▶ _Exercise description_
Go through the listing beneath this task and return every line that carries the string "больных".

▶ _Material for this exercise_

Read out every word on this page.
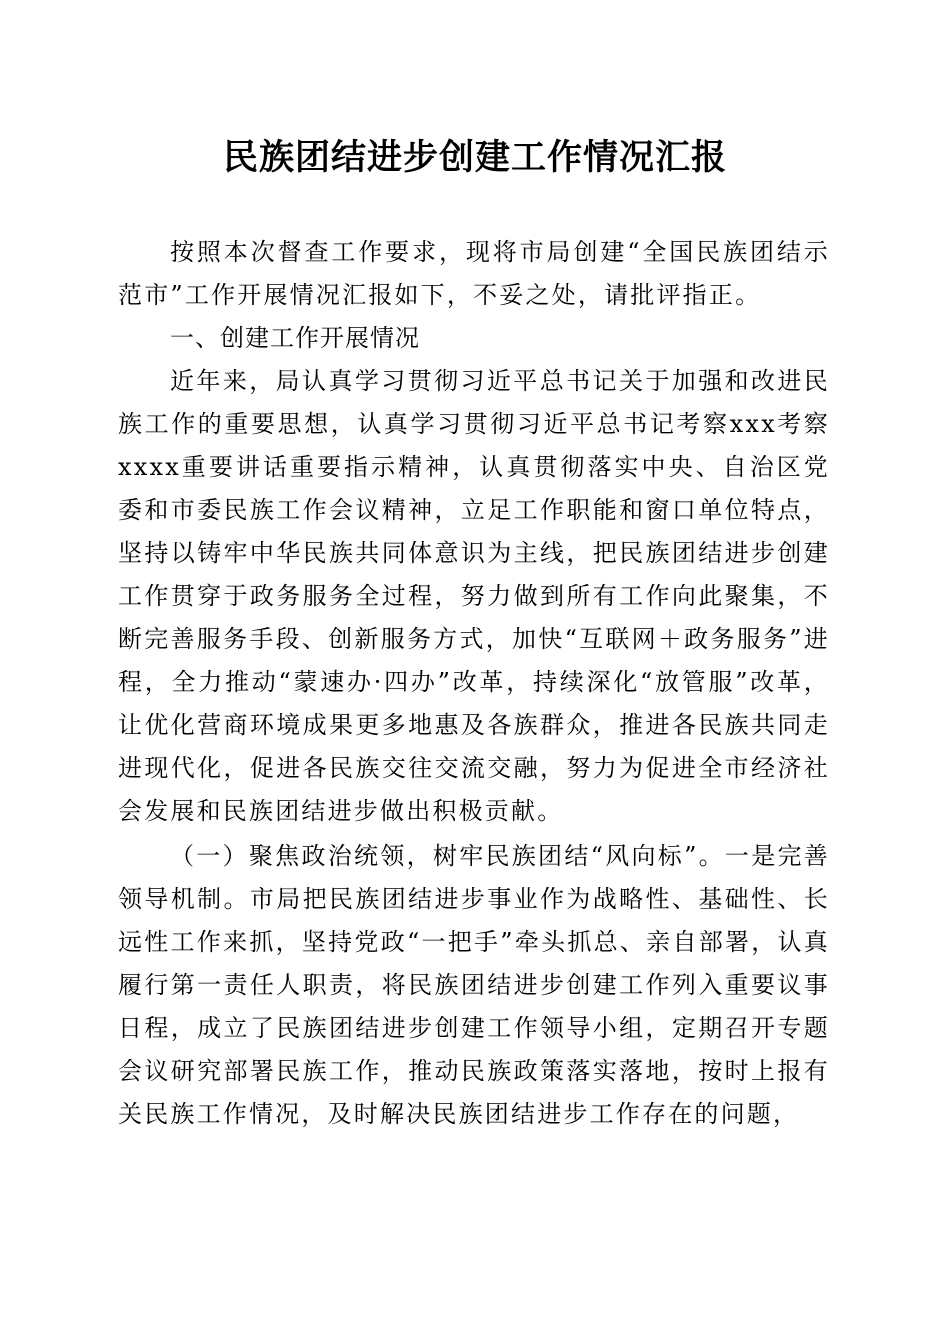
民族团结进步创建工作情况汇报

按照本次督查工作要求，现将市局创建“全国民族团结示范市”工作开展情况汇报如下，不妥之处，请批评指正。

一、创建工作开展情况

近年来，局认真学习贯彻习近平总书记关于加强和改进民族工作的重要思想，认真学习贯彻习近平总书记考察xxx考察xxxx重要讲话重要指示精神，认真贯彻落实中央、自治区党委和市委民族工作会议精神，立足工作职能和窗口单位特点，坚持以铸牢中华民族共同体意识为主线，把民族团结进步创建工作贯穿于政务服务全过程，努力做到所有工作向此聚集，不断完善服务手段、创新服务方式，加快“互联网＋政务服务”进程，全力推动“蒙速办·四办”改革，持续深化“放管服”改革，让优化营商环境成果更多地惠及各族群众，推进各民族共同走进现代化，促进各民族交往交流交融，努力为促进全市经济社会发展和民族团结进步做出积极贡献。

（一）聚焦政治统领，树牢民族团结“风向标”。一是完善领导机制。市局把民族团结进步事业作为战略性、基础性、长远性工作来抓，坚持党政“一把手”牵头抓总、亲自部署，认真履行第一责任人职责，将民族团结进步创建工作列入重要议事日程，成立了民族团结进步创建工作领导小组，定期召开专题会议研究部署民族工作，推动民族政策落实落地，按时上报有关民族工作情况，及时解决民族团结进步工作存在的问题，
--
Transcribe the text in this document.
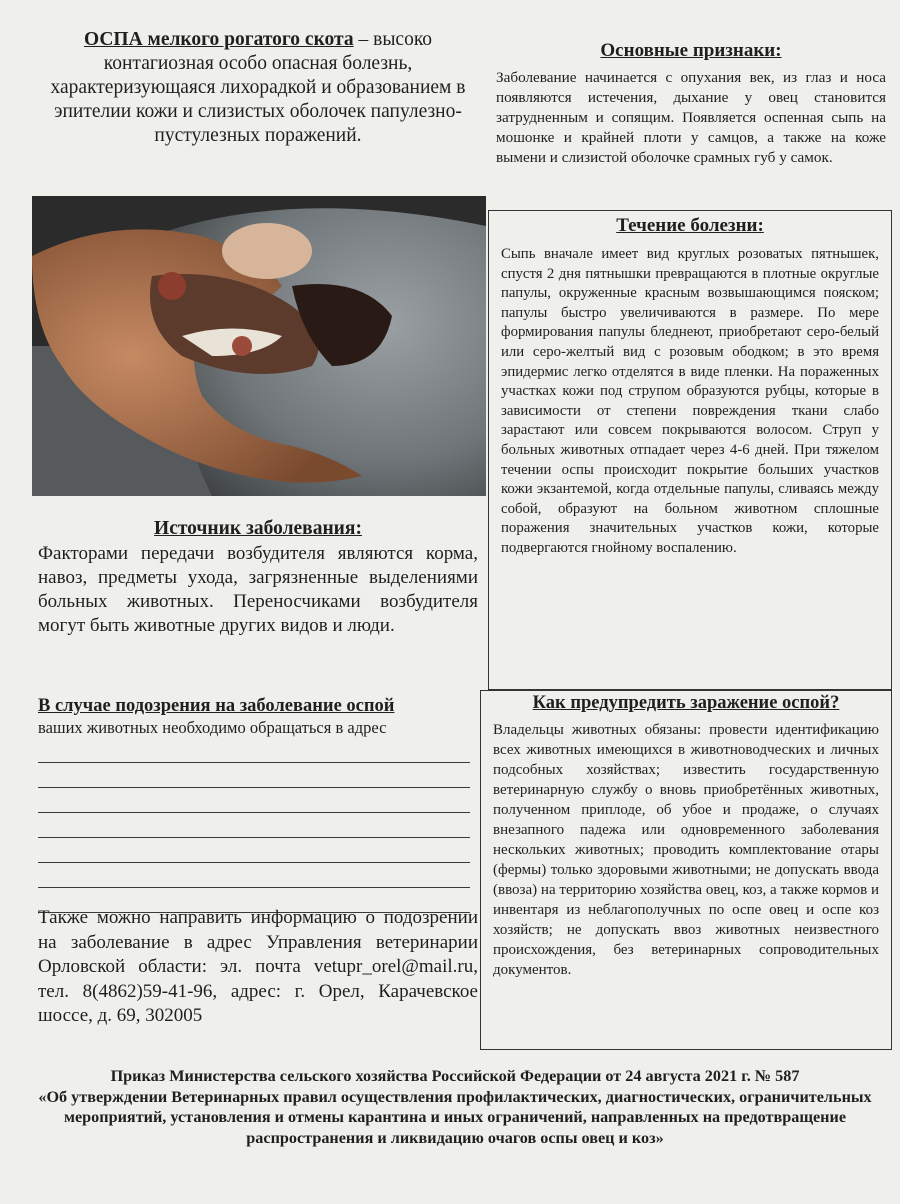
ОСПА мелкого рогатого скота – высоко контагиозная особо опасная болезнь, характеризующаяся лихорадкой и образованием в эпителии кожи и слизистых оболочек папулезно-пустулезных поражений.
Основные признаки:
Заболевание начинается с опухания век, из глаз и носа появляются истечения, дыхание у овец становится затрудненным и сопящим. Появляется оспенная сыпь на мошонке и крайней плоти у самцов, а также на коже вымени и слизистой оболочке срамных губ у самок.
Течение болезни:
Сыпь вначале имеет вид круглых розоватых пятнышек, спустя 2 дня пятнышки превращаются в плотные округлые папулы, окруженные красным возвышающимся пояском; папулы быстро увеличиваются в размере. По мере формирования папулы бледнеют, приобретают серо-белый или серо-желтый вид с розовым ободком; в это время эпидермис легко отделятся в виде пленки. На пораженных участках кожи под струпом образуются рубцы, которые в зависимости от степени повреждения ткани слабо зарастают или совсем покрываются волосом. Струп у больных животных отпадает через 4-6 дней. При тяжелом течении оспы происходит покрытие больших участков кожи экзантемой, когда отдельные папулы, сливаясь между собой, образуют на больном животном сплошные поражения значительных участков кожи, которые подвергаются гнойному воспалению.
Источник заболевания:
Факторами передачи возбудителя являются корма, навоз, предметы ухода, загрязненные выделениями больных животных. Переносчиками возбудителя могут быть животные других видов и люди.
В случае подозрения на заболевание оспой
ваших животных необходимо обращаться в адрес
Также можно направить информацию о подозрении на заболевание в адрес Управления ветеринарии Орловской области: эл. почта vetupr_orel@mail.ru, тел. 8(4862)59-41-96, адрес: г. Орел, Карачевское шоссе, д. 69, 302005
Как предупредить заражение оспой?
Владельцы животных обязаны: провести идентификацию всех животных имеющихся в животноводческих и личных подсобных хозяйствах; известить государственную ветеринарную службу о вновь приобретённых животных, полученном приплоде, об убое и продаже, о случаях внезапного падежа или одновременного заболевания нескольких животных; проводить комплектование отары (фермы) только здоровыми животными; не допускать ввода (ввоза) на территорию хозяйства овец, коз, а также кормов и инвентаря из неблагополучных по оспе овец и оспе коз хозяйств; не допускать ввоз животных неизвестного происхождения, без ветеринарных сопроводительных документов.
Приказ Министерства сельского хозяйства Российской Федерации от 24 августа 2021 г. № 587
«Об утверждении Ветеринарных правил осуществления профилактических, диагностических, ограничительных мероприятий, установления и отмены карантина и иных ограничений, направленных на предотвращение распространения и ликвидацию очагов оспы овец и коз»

▶ _Exercise answer_
Сыпь вначале имеет вид круглых розоватых пятнышек, спустя 2 дня пятнышки превращаются в плотные округлые папулы, окруженные красным возвышающимся пояском; папулы быстро увеличиваются в размере. По мере формирования папулы бледнеют, приобретают серо-белый или серо-желтый вид с розовым ободком; в это время эпидермис легко отделятся в виде пленки. На пораженных участках кожи под струпом образуются рубцы, которые в зависимости от степени повреждения ткани слабо зарастают или совсем покрываются волосом. Струп у больных животных отпадает через 4-6 дней. При тяжелом течении оспы происходит покрытие больших участков кожи экзантемой, когда отдельные папулы, сливаясь между собой, образуют на больном животном сплошные поражения значительных участков кожи, которые подвергаются гнойному воспалению.
Факторами передачи возбудителя являются корма, навоз, предметы ухода, загрязненные выделениями больных животных. Переносчиками возбудителя могут быть животные других видов и люди.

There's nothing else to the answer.